[Items from a data source]
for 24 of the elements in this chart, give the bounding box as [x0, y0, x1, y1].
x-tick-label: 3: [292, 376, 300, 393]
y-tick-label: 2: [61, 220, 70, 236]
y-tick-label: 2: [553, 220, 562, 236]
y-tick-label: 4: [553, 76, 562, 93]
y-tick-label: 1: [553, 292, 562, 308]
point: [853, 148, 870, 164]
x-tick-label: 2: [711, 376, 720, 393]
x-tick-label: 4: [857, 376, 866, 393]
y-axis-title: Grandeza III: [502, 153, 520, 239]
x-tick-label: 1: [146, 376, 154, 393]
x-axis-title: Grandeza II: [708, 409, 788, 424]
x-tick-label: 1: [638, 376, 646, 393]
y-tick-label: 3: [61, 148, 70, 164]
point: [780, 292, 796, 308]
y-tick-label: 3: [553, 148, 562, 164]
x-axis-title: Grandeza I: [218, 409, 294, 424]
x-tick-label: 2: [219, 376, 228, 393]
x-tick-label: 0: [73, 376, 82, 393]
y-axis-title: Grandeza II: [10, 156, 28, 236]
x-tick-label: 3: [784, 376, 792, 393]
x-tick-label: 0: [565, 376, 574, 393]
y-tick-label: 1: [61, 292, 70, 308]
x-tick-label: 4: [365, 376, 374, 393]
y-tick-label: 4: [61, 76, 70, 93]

▶ **What to produce**
Recast the entries, from the first line through the line with "y-tick-label: 3: [553, 148, 562, 164]", as a Markdown table with the columns Row and Text. Number each line and leave out any blank lines.

▶ **Finished task**
| Row | Text |
|---|---|
| 1 | for 24 of the elements in this chart, give the bounding box as [x0, y0, x1, y1]. |
| 2 | x-tick-label: 3: [292, 376, 300, 393] |
| 3 | y-tick-label: 2: [61, 220, 70, 236] |
| 4 | y-tick-label: 2: [553, 220, 562, 236] |
| 5 | y-tick-label: 4: [553, 76, 562, 93] |
| 6 | y-tick-label: 1: [553, 292, 562, 308] |
| 7 | point: [853, 148, 870, 164] |
| 8 | x-tick-label: 2: [711, 376, 720, 393] |
| 9 | x-tick-label: 4: [857, 376, 866, 393] |
| 10 | y-axis-title: Grandeza III: [502, 153, 520, 239] |
| 11 | x-tick-label: 1: [146, 376, 154, 393] |
| 12 | x-axis-title: Grandeza II: [708, 409, 788, 424] |
| 13 | x-tick-label: 1: [638, 376, 646, 393] |
| 14 | y-tick-label: 3: [61, 148, 70, 164] |
| 15 | point: [780, 292, 796, 308] |
| 16 | y-tick-label: 3: [553, 148, 562, 164] |